**EXERCISE GOAL:** Starting at the first row and ending at the row that contains "wallet-icon[interactable]: ◆ <box>1176", rewrite those rows as a numbered list with blank lines omitted.

**INPUT RECORDS:**
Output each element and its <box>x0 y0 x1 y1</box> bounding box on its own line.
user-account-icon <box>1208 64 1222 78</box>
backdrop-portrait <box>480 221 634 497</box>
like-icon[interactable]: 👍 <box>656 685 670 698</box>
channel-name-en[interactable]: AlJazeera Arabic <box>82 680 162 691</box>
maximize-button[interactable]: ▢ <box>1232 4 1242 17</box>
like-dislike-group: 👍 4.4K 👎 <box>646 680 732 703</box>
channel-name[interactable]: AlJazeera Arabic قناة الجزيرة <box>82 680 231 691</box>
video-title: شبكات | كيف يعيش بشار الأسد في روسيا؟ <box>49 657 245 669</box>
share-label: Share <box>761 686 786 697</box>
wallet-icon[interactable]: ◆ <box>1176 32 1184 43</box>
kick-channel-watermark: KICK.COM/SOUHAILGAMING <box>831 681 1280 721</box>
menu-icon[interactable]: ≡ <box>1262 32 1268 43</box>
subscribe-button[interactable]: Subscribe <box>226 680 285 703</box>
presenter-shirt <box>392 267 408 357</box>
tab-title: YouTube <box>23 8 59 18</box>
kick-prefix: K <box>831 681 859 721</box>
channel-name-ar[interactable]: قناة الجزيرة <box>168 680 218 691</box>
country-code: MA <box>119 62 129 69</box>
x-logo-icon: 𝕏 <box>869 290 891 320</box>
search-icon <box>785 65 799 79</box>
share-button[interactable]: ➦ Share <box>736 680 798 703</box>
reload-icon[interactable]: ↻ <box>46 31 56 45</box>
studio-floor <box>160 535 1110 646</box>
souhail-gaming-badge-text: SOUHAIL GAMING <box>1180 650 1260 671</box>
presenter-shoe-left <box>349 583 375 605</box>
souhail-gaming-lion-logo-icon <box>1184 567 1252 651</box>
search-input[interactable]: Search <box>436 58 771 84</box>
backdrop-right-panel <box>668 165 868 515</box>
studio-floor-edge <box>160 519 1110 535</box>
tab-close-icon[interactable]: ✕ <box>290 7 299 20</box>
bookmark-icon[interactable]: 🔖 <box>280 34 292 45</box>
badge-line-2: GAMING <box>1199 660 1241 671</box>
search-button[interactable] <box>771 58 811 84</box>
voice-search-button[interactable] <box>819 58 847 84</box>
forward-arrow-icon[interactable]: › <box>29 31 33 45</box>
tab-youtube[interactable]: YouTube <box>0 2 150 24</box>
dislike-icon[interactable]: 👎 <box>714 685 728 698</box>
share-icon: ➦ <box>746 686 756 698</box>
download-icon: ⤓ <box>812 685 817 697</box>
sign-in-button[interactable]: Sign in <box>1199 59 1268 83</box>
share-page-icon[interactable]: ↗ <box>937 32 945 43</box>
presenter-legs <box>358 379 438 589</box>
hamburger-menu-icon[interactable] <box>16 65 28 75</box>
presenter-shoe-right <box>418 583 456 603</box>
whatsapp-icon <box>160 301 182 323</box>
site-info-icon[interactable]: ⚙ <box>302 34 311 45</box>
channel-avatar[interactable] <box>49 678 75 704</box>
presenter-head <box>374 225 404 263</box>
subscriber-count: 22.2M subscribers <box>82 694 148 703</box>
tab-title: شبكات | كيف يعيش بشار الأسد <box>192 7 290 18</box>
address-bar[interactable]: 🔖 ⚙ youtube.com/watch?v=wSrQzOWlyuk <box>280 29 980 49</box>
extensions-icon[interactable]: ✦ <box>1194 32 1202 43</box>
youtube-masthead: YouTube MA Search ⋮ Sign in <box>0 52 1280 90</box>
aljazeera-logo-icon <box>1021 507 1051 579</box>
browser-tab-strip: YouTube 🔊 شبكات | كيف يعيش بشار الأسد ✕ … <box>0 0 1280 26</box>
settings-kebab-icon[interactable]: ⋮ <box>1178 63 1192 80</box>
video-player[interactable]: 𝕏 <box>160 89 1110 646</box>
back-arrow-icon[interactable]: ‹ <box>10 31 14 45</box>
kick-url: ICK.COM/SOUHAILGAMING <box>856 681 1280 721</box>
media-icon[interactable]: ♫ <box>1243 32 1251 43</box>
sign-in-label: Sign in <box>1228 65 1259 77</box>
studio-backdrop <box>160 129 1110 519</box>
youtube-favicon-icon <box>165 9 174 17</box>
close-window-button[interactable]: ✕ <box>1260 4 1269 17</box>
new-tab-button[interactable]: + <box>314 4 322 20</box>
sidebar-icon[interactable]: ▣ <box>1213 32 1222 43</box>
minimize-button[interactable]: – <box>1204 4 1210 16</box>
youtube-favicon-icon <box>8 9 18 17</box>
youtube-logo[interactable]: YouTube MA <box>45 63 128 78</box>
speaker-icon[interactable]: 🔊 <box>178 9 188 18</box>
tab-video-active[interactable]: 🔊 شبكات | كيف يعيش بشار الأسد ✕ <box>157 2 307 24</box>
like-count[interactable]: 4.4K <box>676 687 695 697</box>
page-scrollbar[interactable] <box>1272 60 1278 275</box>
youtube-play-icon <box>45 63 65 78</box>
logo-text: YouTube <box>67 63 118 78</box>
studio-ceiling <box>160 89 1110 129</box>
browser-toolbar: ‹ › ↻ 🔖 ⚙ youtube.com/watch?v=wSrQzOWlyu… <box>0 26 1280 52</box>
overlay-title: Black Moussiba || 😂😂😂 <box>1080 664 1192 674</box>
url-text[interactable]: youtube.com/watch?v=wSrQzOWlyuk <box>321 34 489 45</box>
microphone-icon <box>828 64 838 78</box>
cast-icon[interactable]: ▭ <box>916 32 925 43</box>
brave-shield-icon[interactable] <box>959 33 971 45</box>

**OUTPUT FOR THIS TASK:**
1. Output each element and its <box>x0 y0 x1 y1</box> bounding box on its own line.
2. user-account-icon <box>1208 64 1222 78</box>
3. backdrop-portrait <box>480 221 634 497</box>
4. like-icon[interactable]: 👍 <box>656 685 670 698</box>
5. channel-name-en[interactable]: AlJazeera Arabic <box>82 680 162 691</box>
6. maximize-button[interactable]: ▢ <box>1232 4 1242 17</box>
7. like-dislike-group: 👍 4.4K 👎 <box>646 680 732 703</box>
8. channel-name[interactable]: AlJazeera Arabic قناة الجزيرة <box>82 680 231 691</box>
9. video-title: شبكات | كيف يعيش بشار الأسد في روسيا؟ <box>49 657 245 669</box>
10. share-label: Share <box>761 686 786 697</box>
11. wallet-icon[interactable]: ◆ <box>1176 32 1184 43</box>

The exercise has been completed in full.